*STORED DATA*.
########

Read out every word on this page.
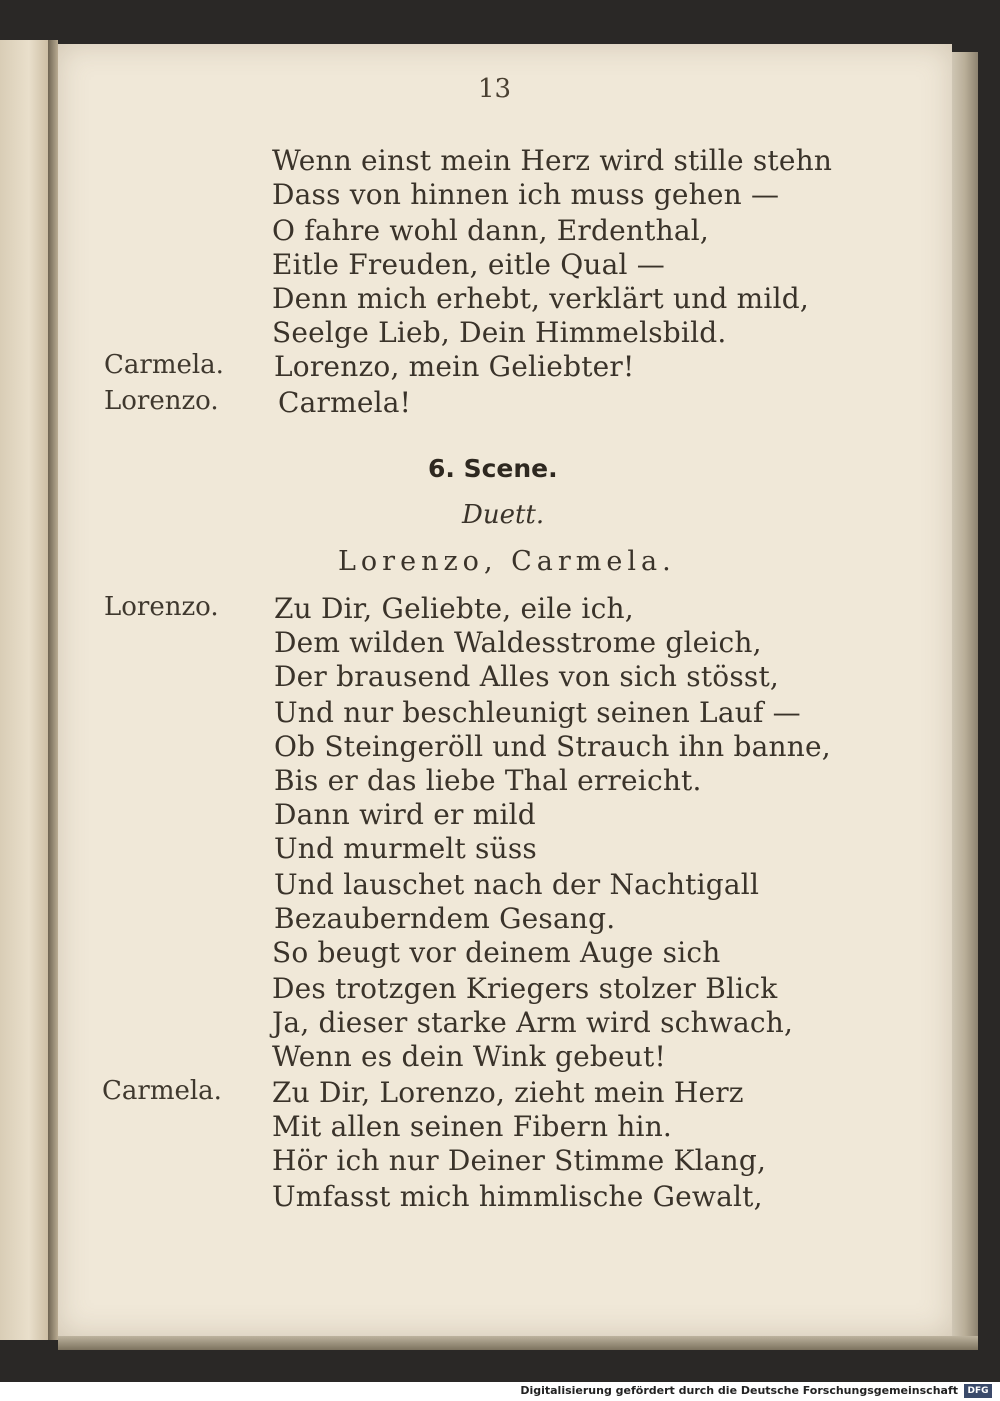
13
Wenn einst mein Herz wird stille stehn
Dass von hinnen ich muss gehen —
O fahre wohl dann, Erdenthal,
Eitle Freuden, eitle Qual —
Denn mich erhebt, verklärt und mild,
Seelge Lieb, Dein Himmelsbild.
Lorenzo, mein Geliebter!
Carmela!
Carmela.
Lorenzo.
6. Scene.
Duett.
Lorenzo, Carmela.
Zu Dir, Geliebte, eile ich,
Dem wilden Waldesstrome gleich,
Der brausend Alles von sich stösst,
Und nur beschleunigt seinen Lauf —
Ob Steingeröll und Strauch ihn banne,
Bis er das liebe Thal erreicht.
Dann wird er mild
Und murmelt süss
Und lauschet nach der Nachtigall
Bezauberndem Gesang.
So beugt vor deinem Auge sich
Des trotzgen Kriegers stolzer Blick
Ja, dieser starke Arm wird schwach,
Wenn es dein Wink gebeut!
Zu Dir, Lorenzo, zieht mein Herz
Mit allen seinen Fibern hin.
Hör ich nur Deiner Stimme Klang,
Umfasst mich himmlische Gewalt,
Lorenzo.
Carmela.
Digitalisierung gefördert durch die Deutsche Forschungsgemeinschaft	DFG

########

*REQUIREMENTS*.
In the entries above, identify every line with the word "Lorenzo". Copy those lines.

*EXERCISE OUTPUT*.
Lorenzo, mein Geliebter!
Lorenzo.
Lorenzo, Carmela.
Zu Dir, Lorenzo, zieht mein Herz
Lorenzo.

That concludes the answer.